» Exercise instructions
From the entries below, gather each line containing the word "好于市场预期".

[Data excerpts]

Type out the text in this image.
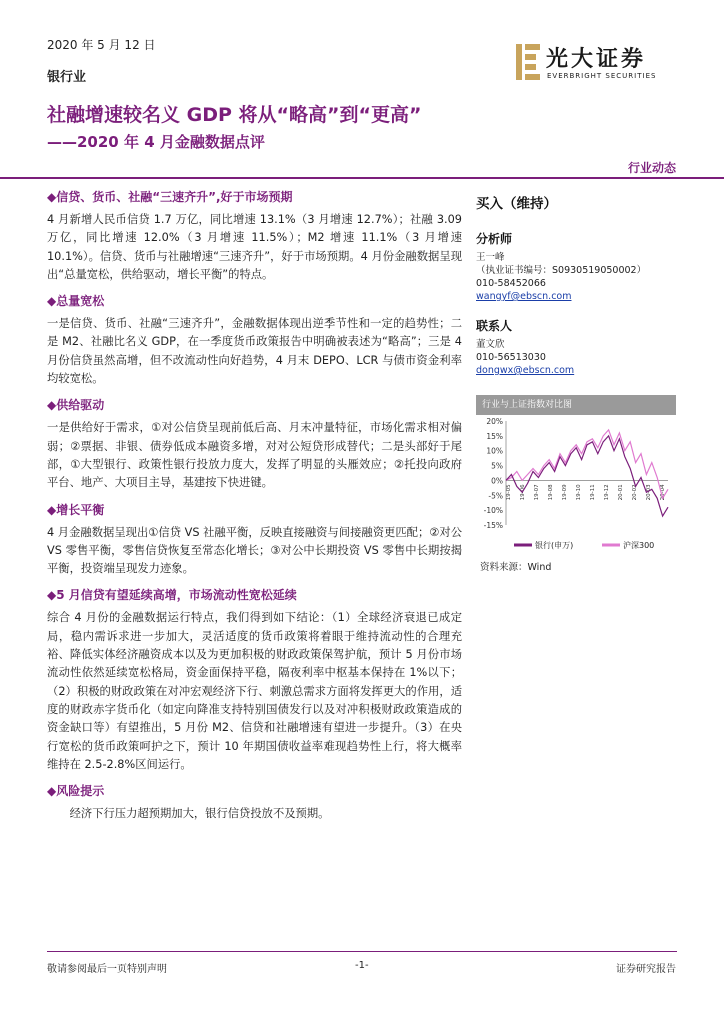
2020 年 5 月 12 日
银行业
社融增速较名义 GDP 将从“略高”到“更高”
——2020 年 4 月金融数据点评
行业动态
光大证券
EVERBRIGHT SECURITIES
◆信贷、货币、社融“三速齐升”,好于市场预期

4 月新增人民币信贷 1.7 万亿，同比增速 13.1%（3 月增速 12.7%）；社融 3.09 万亿，同比增速 12.0%（3 月增速 11.5%）；M2 增速 11.1%（3 月增速 10.1%）。信贷、货币与社融增速“三速齐升”，好于市场预期。4 月份金融数据呈现出“总量宽松，供给驱动，增长平衡”的特点。

◆总量宽松

一是信贷、货币、社融“三速齐升”，金融数据体现出逆季节性和一定的趋势性；二是 M2、社融比名义 GDP，在一季度货币政策报告中明确被表述为“略高”；三是 4 月份信贷虽然高增，但不改流动性向好趋势，4 月末 DEPO、LCR 与债市资金利率均较宽松。

◆供给驱动

一是供给好于需求，①对公信贷呈现前低后高、月末冲量特征，市场化需求相对偏弱；②票据、非银、债券低成本融资多增，对对公短贷形成替代；二是头部好于尾部，①大型银行、政策性银行投放力度大，发挥了明显的头雁效应；②托投向政府平台、地产、大项目主导，基建按下快进键。

◆增长平衡

4 月金融数据呈现出①信贷 VS 社融平衡，反映直接融资与间接融资更匹配；②对公 VS 零售平衡，零售信贷恢复至常态化增长；③对公中长期投资 VS 零售中长期按揭平衡，投资端呈现发力迹象。

◆5 月信贷有望延续高增，市场流动性宽松延续

综合 4 月份的金融数据运行特点，我们得到如下结论：（1）全球经济衰退已成定局，稳内需诉求进一步加大，灵活适度的货币政策将着眼于维持流动性的合理充裕、降低实体经济融资成本以及为更加积极的财政政策保驾护航，预计 5 月份市场流动性依然延续宽松格局，资金面保持平稳，隔夜利率中枢基本保持在 1%以下；（2）积极的财政政策在对冲宏观经济下行、刺激总需求方面将发挥更大的作用，适度的财政赤字货币化（如定向降准支持特别国债发行以及对冲积极财政政策造成的资金缺口等）有望推出，5 月份 M2、信贷和社融增速有望进一步提升。（3）在央行宽松的货币政策呵护之下，预计 10 年期国债收益率难现趋势性上行，将大概率维持在 2.5-2.8%区间运行。

◆风险提示

经济下行压力超预期加大，银行信贷投放不及预期。

买入（维持）
分析师
王一峰 （执业证书编号：S0930519050002）
010-58452066
wangyf@ebscn.com
联系人
董文欣
010-56513030
dongwx@ebscn.com
行业与上证指数对比图
20%
15%
10%
5%
0%
-5%
-10%
-15%
19-05 19-06 19-07 19-08 19-09 19-10 19-11 19-12 20-01 20-02 20-03 20-04
银行(申万)	沪深300
资料来源：Wind
敬请参阅最后一页特别声明	-1-	证券研究报告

» The reply
◆信贷、货币、社融“三速齐升”,好于市场预期
4 月新增人民币信贷 1.7 万亿，同比增速 13.1%（3 月增速 12.7%）；社融 3.09 万亿，同比增速 12.0%（3 月增速 11.5%）；M2 增速 11.1%（3 月增速 10.1%）。信贷、货币与社融增速“三速齐升”，好于市场预期。4 月份金融数据呈现出“总量宽松，供给驱动，增长平衡”的特点。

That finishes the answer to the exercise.